The expected output is each entry, given again exactly.

++++++++++

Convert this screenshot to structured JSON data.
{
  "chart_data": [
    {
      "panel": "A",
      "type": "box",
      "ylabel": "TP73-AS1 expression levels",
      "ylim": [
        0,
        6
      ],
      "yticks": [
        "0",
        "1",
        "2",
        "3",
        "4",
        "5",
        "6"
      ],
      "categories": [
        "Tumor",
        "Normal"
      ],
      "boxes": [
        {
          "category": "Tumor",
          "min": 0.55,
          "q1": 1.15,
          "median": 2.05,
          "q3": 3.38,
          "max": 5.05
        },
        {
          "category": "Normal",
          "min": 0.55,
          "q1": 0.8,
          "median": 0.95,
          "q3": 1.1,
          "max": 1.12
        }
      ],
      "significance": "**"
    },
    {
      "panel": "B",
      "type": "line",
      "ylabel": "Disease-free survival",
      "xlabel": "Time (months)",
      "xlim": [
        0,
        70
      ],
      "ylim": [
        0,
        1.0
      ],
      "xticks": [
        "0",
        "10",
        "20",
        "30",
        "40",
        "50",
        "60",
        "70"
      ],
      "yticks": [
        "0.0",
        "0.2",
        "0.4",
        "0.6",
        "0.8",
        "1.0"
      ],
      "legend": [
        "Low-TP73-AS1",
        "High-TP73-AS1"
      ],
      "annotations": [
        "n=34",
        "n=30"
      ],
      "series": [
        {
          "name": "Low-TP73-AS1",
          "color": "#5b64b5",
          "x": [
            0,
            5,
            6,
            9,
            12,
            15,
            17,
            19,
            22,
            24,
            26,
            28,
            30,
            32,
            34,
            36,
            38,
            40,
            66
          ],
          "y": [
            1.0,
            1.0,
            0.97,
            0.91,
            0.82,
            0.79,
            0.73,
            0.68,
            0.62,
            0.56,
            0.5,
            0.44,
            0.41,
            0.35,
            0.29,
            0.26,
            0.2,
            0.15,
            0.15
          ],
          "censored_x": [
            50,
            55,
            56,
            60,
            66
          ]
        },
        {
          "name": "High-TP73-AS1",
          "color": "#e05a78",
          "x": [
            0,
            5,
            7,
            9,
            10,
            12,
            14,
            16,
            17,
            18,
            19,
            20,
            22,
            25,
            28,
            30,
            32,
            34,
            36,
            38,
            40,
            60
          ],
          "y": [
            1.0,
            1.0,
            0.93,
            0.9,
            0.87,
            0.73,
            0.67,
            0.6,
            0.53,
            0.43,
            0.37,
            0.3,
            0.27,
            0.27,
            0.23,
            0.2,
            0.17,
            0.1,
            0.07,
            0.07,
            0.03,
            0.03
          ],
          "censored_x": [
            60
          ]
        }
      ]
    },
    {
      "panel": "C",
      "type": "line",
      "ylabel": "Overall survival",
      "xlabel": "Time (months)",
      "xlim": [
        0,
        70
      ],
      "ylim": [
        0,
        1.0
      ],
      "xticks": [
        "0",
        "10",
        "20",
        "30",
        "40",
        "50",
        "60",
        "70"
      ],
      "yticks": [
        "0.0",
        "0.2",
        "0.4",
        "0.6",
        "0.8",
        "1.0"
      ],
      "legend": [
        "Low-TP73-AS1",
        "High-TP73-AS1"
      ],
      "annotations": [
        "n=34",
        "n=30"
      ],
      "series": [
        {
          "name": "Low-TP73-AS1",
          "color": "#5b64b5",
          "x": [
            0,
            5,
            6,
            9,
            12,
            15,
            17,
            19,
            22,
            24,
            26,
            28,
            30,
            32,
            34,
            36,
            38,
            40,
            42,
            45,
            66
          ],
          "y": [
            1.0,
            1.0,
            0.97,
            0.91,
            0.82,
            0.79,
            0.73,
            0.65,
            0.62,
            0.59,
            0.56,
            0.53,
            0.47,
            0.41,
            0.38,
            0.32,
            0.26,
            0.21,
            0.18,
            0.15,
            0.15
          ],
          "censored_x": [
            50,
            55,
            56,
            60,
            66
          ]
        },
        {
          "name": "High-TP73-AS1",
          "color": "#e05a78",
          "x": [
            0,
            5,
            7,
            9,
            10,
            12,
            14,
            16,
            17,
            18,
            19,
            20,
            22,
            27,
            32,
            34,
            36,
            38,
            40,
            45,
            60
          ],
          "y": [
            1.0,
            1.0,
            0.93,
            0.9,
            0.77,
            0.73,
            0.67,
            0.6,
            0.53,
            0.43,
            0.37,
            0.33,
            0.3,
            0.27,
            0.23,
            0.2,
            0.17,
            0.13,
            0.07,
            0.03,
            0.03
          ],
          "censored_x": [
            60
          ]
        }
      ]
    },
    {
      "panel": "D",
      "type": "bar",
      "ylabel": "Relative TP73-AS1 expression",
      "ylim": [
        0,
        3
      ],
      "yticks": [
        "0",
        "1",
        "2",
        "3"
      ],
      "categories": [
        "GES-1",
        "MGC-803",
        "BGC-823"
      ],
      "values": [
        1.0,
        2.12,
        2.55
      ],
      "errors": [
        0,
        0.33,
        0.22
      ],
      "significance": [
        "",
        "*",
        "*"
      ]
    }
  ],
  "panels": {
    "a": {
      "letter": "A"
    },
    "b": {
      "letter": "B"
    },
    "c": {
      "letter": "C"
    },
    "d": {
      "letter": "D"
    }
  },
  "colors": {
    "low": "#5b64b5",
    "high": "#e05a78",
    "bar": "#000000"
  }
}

++++++++++

## Response to this task
Convert this screenshot to structured JSON data.
{
  "chart_data": [
    {
      "panel": "A",
      "type": "box",
      "ylabel": "TP73-AS1 expression levels",
      "ylim": [
        0,
        6
      ],
      "yticks": [
        "0",
        "1",
        "2",
        "3",
        "4",
        "5",
        "6"
      ],
      "categories": [
        "Tumor",
        "Normal"
      ],
      "boxes": [
        {
          "category": "Tumor",
          "min": 0.55,
          "q1": 1.15,
          "median": 2.05,
          "q3": 3.38,
          "max": 5.05
        },
        {
          "category": "Normal",
          "min": 0.55,
          "q1": 0.8,
          "median": 0.95,
          "q3": 1.1,
          "max": 1.12
        }
      ],
      "significance": "**"
    },
    {
      "panel": "B",
      "type": "line",
      "ylabel": "Disease-free survival",
      "xlabel": "Time (months)",
      "xlim": [
        0,
        70
      ],
      "ylim": [
        0,
        1.0
      ],
      "xticks": [
        "0",
        "10",
        "20",
        "30",
        "40",
        "50",
        "60",
        "70"
      ],
      "yticks": [
        "0.0",
        "0.2",
        "0.4",
        "0.6",
        "0.8",
        "1.0"
      ],
      "legend": [
        "Low-TP73-AS1",
        "High-TP73-AS1"
      ],
      "annotations": [
        "n=34",
        "n=30"
      ],
      "series": [
        {
          "name": "Low-TP73-AS1",
          "color": "#5b64b5",
          "x": [
            0,
            5,
            6,
            9,
            12,
            15,
            17,
            19,
            22,
            24,
            26,
            28,
            30,
            32,
            34,
            36,
            38,
            40,
            66
          ],
          "y": [
            1.0,
            1.0,
            0.97,
            0.91,
            0.82,
            0.79,
            0.73,
            0.68,
            0.62,
            0.56,
            0.5,
            0.44,
            0.41,
            0.35,
            0.29,
            0.26,
            0.2,
            0.15,
            0.15
          ],
          "censored_x": [
            50,
            55,
            56,
            60,
            66
          ]
        },
        {
          "name": "High-TP73-AS1",
          "color": "#e05a78",
          "x": [
            0,
            5,
            7,
            9,
            10,
            12,
            14,
            16,
            17,
            18,
            19,
            20,
            22,
            25,
            28,
            30,
            32,
            34,
            36,
            38,
            40,
            60
          ],
          "y": [
            1.0,
            1.0,
            0.93,
            0.9,
            0.87,
            0.73,
            0.67,
            0.6,
            0.53,
            0.43,
            0.37,
            0.3,
            0.27,
            0.27,
            0.23,
            0.2,
            0.17,
            0.1,
            0.07,
            0.07,
            0.03,
            0.03
          ],
          "censored_x": [
            60
          ]
        }
      ]
    },
    {
      "panel": "C",
      "type": "line",
      "ylabel": "Overall survival",
      "xlabel": "Time (months)",
      "xlim": [
        0,
        70
      ],
      "ylim": [
        0,
        1.0
      ],
      "xticks": [
        "0",
        "10",
        "20",
        "30",
        "40",
        "50",
        "60",
        "70"
      ],
      "yticks": [
        "0.0",
        "0.2",
        "0.4",
        "0.6",
        "0.8",
        "1.0"
      ],
      "legend": [
        "Low-TP73-AS1",
        "High-TP73-AS1"
      ],
      "annotations": [
        "n=34",
        "n=30"
      ],
      "series": [
        {
          "name": "Low-TP73-AS1",
          "color": "#5b64b5",
          "x": [
            0,
            5,
            6,
            9,
            12,
            15,
            17,
            19,
            22,
            24,
            26,
            28,
            30,
            32,
            34,
            36,
            38,
            40,
            42,
            45,
            66
          ],
          "y": [
            1.0,
            1.0,
            0.97,
            0.91,
            0.82,
            0.79,
            0.73,
            0.65,
            0.62,
            0.59,
            0.56,
            0.53,
            0.47,
            0.41,
            0.38,
            0.32,
            0.26,
            0.21,
            0.18,
            0.15,
            0.15
          ],
          "censored_x": [
            50,
            55,
            56,
            60,
            66
          ]
        },
        {
          "name": "High-TP73-AS1",
          "color": "#e05a78",
          "x": [
            0,
            5,
            7,
            9,
            10,
            12,
            14,
            16,
            17,
            18,
            19,
            20,
            22,
            27,
            32,
            34,
            36,
            38,
            40,
            45,
            60
          ],
          "y": [
            1.0,
            1.0,
            0.93,
            0.9,
            0.77,
            0.73,
            0.67,
            0.6,
            0.53,
            0.43,
            0.37,
            0.33,
            0.3,
            0.27,
            0.23,
            0.2,
            0.17,
            0.13,
            0.07,
            0.03,
            0.03
          ],
          "censored_x": [
            60
          ]
        }
      ]
    },
    {
      "panel": "D",
      "type": "bar",
      "ylabel": "Relative TP73-AS1 expression",
      "ylim": [
        0,
        3
      ],
      "yticks": [
        "0",
        "1",
        "2",
        "3"
      ],
      "categories": [
        "GES-1",
        "MGC-803",
        "BGC-823"
      ],
      "values": [
        1.0,
        2.12,
        2.55
      ],
      "errors": [
        0,
        0.33,
        0.22
      ],
      "significance": [
        "",
        "*",
        "*"
      ]
    }
  ],
  "panels": {
    "a": {
      "letter": "A"
    },
    "b": {
      "letter": "B"
    },
    "c": {
      "letter": "C"
    },
    "d": {
      "letter": "D"
    }
  },
  "colors": {
    "low": "#5b64b5",
    "high": "#e05a78",
    "bar": "#000000"
  }
}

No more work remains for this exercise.